(A run of records)
┌────────
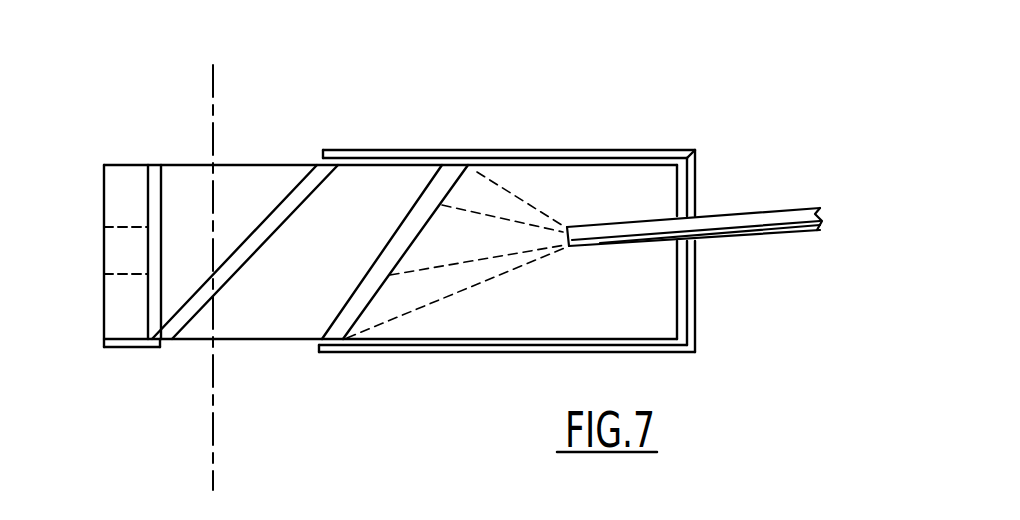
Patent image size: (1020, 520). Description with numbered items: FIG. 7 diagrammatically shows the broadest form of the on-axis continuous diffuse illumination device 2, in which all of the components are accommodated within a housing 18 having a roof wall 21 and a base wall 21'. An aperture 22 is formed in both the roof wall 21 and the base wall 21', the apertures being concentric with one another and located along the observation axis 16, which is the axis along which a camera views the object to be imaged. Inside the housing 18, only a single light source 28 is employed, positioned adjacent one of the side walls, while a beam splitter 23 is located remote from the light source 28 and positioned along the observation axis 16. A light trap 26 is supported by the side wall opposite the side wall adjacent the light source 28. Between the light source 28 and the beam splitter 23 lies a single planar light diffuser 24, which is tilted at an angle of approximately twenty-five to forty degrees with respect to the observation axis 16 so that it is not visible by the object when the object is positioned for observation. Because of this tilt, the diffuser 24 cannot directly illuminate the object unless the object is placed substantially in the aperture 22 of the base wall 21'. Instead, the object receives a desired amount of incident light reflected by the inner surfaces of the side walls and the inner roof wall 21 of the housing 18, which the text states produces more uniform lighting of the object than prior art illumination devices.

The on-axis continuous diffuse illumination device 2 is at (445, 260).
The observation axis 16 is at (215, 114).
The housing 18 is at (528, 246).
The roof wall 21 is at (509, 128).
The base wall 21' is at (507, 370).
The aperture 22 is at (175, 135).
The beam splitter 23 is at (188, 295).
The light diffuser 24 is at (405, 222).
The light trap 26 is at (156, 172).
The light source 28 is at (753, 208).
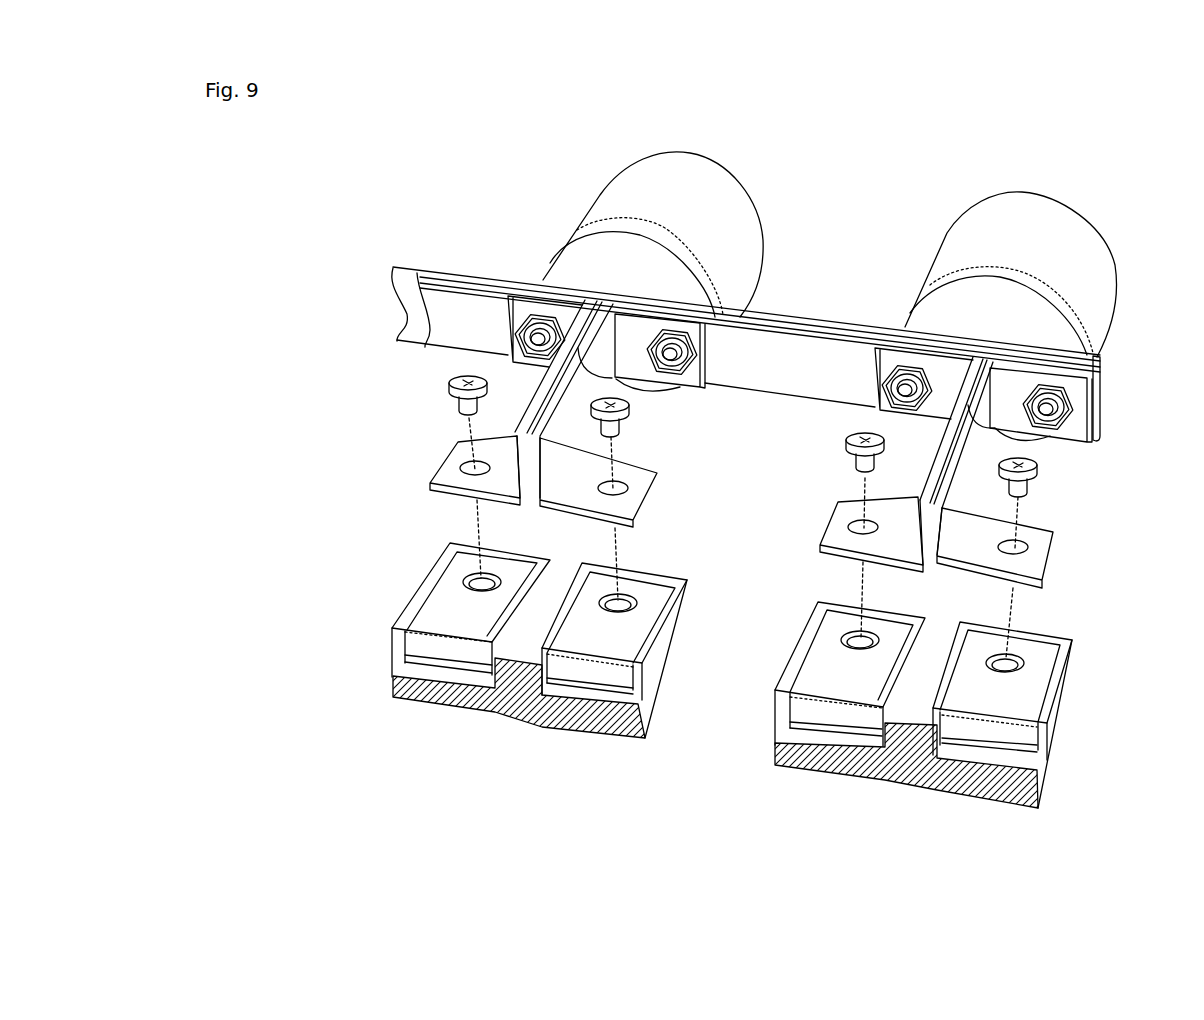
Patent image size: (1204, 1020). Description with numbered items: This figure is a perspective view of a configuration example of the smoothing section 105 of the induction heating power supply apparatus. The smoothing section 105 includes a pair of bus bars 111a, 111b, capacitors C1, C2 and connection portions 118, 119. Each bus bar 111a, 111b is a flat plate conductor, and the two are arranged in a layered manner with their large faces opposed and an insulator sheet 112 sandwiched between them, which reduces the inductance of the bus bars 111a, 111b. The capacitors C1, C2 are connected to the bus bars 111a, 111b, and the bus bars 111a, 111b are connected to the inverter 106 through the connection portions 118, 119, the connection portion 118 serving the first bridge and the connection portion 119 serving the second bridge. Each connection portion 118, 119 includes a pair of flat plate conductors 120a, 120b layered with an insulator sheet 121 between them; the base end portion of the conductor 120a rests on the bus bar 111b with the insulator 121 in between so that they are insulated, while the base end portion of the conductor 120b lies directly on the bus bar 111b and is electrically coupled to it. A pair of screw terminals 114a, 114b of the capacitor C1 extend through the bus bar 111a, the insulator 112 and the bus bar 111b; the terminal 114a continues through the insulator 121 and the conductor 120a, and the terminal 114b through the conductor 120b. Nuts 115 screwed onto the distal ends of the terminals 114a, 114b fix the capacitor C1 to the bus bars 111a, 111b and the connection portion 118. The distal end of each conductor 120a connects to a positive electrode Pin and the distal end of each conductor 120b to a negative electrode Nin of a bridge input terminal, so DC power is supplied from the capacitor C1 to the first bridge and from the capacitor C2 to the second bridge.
└────────
- What you will do
Update every one of the records by replacing "Patent image size" with "Figure dimensions" and keeping everything else the same. Leave the pictures out of your answer.

- Output of the exercise
Figure dimensions: (1020, 520). Description with numbered items: FIG. 7 diagrammatically shows the broadest form of the on-axis continuous diffuse illumination device 2, in which all of the components are accommodated within a housing 18 having a roof wall 21 and a base wall 21'. An aperture 22 is formed in both the roof wall 21 and the base wall 21', the apertures being concentric with one another and located along the observation axis 16, which is the axis along which a camera views the object to be imaged. Inside the housing 18, only a single light source 28 is employed, positioned adjacent one of the side walls, while a beam splitter 23 is located remote from the light source 28 and positioned along the observation axis 16. A light trap 26 is supported by the side wall opposite the side wall adjacent the light source 28. Between the light source 28 and the beam splitter 23 lies a single planar light diffuser 24, which is tilted at an angle of approximately twenty-five to forty degrees with respect to the observation axis 16 so that it is not visible by the object when the object is positioned for observation. Because of this tilt, the diffuser 24 cannot directly illuminate the object unless the object is placed substantially in the aperture 22 of the base wall 21'. Instead, the object receives a desired amount of incident light reflected by the inner surfaces of the side walls and the inner roof wall 21 of the housing 18, which the text states produces more uniform lighting of the object than prior art illumination devices.

The on-axis continuous diffuse illumination device 2 is at (445, 260).
The observation axis 16 is at (215, 114).
The housing 18 is at (528, 246).
The roof wall 21 is at (509, 128).
The base wall 21' is at (507, 370).
The aperture 22 is at (175, 135).
The beam splitter 23 is at (188, 295).
The light diffuser 24 is at (405, 222).
The light trap 26 is at (156, 172).
The light source 28 is at (753, 208).
Figure dimensions: (1204, 1020). Description with numbered items: This figure is a perspective view of a configuration example of the smoothing section 105 of the induction heating power supply apparatus. The smoothing section 105 includes a pair of bus bars 111a, 111b, capacitors C1, C2 and connection portions 118, 119. Each bus bar 111a, 111b is a flat plate conductor, and the two are arranged in a layered manner with their large faces opposed and an insulator sheet 112 sandwiched between them, which reduces the inductance of the bus bars 111a, 111b. The capacitors C1, C2 are connected to the bus bars 111a, 111b, and the bus bars 111a, 111b are connected to the inverter 106 through the connection portions 118, 119, the connection portion 118 serving the first bridge and the connection portion 119 serving the second bridge. Each connection portion 118, 119 includes a pair of flat plate conductors 120a, 120b layered with an insulator sheet 121 between them; the base end portion of the conductor 120a rests on the bus bar 111b with the insulator 121 in between so that they are insulated, while the base end portion of the conductor 120b lies directly on the bus bar 111b and is electrically coupled to it. A pair of screw terminals 114a, 114b of the capacitor C1 extend through the bus bar 111a, the insulator 112 and the bus bar 111b; the terminal 114a continues through the insulator 121 and the conductor 120a, and the terminal 114b through the conductor 120b. Nuts 115 screwed onto the distal ends of the terminals 114a, 114b fix the capacitor C1 to the bus bars 111a, 111b and the connection portion 118. The distal end of each conductor 120a connects to a positive electrode Pin and the distal end of each conductor 120b to a negative electrode Nin of a bridge input terminal, so DC power is supplied from the capacitor C1 to the first bridge and from the capacitor C2 to the second bridge.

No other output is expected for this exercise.